>> begin INPUT MATERIAL

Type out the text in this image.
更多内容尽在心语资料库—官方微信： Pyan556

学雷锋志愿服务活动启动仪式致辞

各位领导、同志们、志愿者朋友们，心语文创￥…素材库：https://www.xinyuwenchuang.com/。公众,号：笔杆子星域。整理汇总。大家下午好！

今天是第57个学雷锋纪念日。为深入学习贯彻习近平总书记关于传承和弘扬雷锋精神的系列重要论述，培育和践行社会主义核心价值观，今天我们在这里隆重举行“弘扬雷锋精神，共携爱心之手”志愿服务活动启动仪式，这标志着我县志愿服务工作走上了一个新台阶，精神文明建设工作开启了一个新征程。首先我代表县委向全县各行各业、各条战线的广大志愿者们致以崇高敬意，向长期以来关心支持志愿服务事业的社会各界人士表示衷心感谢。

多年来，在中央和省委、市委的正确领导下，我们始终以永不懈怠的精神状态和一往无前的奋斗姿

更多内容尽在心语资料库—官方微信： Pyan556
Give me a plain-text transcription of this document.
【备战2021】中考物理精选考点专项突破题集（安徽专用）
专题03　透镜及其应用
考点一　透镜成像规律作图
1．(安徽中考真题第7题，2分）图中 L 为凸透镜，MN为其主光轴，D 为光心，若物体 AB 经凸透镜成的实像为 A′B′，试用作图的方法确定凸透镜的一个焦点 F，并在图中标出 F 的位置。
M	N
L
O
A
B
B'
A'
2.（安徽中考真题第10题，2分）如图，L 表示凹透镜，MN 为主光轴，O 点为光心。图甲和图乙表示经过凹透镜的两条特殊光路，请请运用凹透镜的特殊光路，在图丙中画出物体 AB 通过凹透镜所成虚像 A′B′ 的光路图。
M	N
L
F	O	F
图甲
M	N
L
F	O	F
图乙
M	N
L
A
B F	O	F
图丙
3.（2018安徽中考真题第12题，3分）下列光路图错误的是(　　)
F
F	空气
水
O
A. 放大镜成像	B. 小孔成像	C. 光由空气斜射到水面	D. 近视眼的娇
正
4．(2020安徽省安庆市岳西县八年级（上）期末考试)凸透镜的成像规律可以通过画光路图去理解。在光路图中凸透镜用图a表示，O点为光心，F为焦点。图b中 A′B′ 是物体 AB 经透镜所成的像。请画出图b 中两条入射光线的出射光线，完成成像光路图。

>> end INPUT MATERIAL

SET PROBLEM —
Write out every line from the records above, word for word.

RESULT FOR THIS EXERCISE —
Type out the text in this image.
更多内容尽在心语资料库—官方微信： Pyan556

学雷锋志愿服务活动启动仪式致辞

各位领导、同志们、志愿者朋友们，心语文创￥…素材库：https://www.xinyuwenchuang.com/。公众,号：笔杆子星域。整理汇总。大家下午好！

今天是第57个学雷锋纪念日。为深入学习贯彻习近平总书记关于传承和弘扬雷锋精神的系列重要论述，培育和践行社会主义核心价值观，今天我们在这里隆重举行“弘扬雷锋精神，共携爱心之手”志愿服务活动启动仪式，这标志着我县志愿服务工作走上了一个新台阶，精神文明建设工作开启了一个新征程。首先我代表县委向全县各行各业、各条战线的广大志愿者们致以崇高敬意，向长期以来关心支持志愿服务事业的社会各界人士表示衷心感谢。

多年来，在中央和省委、市委的正确领导下，我们始终以永不懈怠的精神状态和一往无前的奋斗姿

更多内容尽在心语资料库—官方微信： Pyan556
Give me a plain-text transcription of this document.
【备战2021】中考物理精选考点专项突破题集（安徽专用）
专题03　透镜及其应用
考点一　透镜成像规律作图
1．(安徽中考真题第7题，2分）图中 L 为凸透镜，MN为其主光轴，D 为光心，若物体 AB 经凸透镜成的实像为 A′B′，试用作图的方法确定凸透镜的一个焦点 F，并在图中标出 F 的位置。
M	N
L
O
A
B
B'
A'
2.（安徽中考真题第10题，2分）如图，L 表示凹透镜，MN 为主光轴，O 点为光心。图甲和图乙表示经过凹透镜的两条特殊光路，请请运用凹透镜的特殊光路，在图丙中画出物体 AB 通过凹透镜所成虚像 A′B′ 的光路图。
M	N
L
F	O	F
图甲
M	N
L
F	O	F
图乙
M	N
L
A
B F	O	F
图丙
3.（2018安徽中考真题第12题，3分）下列光路图错误的是(　　)
F
F	空气
水
O
A. 放大镜成像	B. 小孔成像	C. 光由空气斜射到水面	D. 近视眼的娇
正
4．(2020安徽省安庆市岳西县八年级（上）期末考试)凸透镜的成像规律可以通过画光路图去理解。在光路图中凸透镜用图a表示，O点为光心，F为焦点。图b中 A′B′ 是物体 AB 经透镜所成的像。请画出图b 中两条入射光线的出射光线，完成成像光路图。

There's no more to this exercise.